=== Input data ===
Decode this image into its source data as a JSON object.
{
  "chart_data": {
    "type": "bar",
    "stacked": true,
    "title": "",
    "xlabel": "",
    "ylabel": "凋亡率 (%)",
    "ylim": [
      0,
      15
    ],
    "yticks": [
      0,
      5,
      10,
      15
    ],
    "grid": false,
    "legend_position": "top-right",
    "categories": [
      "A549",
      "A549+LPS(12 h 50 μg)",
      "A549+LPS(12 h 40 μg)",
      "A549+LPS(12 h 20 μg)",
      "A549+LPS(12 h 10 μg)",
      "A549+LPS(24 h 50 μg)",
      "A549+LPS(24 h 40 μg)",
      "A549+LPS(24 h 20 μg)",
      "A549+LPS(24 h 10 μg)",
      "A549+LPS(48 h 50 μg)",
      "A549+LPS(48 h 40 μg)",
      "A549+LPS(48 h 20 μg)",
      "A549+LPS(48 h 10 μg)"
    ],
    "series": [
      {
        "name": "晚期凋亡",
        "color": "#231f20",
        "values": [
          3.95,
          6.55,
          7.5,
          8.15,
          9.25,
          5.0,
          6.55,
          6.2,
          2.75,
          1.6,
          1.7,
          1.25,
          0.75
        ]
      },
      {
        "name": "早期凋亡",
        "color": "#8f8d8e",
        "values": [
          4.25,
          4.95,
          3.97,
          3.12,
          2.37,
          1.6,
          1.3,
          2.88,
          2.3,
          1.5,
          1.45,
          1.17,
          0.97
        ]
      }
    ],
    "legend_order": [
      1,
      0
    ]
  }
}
===
Job: Output all of the material, please, exactly as it stands.

Answer in full:
Decode this image into its source data as a JSON object.
{
  "chart_data": {
    "type": "bar",
    "stacked": true,
    "title": "",
    "xlabel": "",
    "ylabel": "凋亡率 (%)",
    "ylim": [
      0,
      15
    ],
    "yticks": [
      0,
      5,
      10,
      15
    ],
    "grid": false,
    "legend_position": "top-right",
    "categories": [
      "A549",
      "A549+LPS(12 h 50 μg)",
      "A549+LPS(12 h 40 μg)",
      "A549+LPS(12 h 20 μg)",
      "A549+LPS(12 h 10 μg)",
      "A549+LPS(24 h 50 μg)",
      "A549+LPS(24 h 40 μg)",
      "A549+LPS(24 h 20 μg)",
      "A549+LPS(24 h 10 μg)",
      "A549+LPS(48 h 50 μg)",
      "A549+LPS(48 h 40 μg)",
      "A549+LPS(48 h 20 μg)",
      "A549+LPS(48 h 10 μg)"
    ],
    "series": [
      {
        "name": "晚期凋亡",
        "color": "#231f20",
        "values": [
          3.95,
          6.55,
          7.5,
          8.15,
          9.25,
          5.0,
          6.55,
          6.2,
          2.75,
          1.6,
          1.7,
          1.25,
          0.75
        ]
      },
      {
        "name": "早期凋亡",
        "color": "#8f8d8e",
        "values": [
          4.25,
          4.95,
          3.97,
          3.12,
          2.37,
          1.6,
          1.3,
          2.88,
          2.3,
          1.5,
          1.45,
          1.17,
          0.97
        ]
      }
    ],
    "legend_order": [
      1,
      0
    ]
  }
}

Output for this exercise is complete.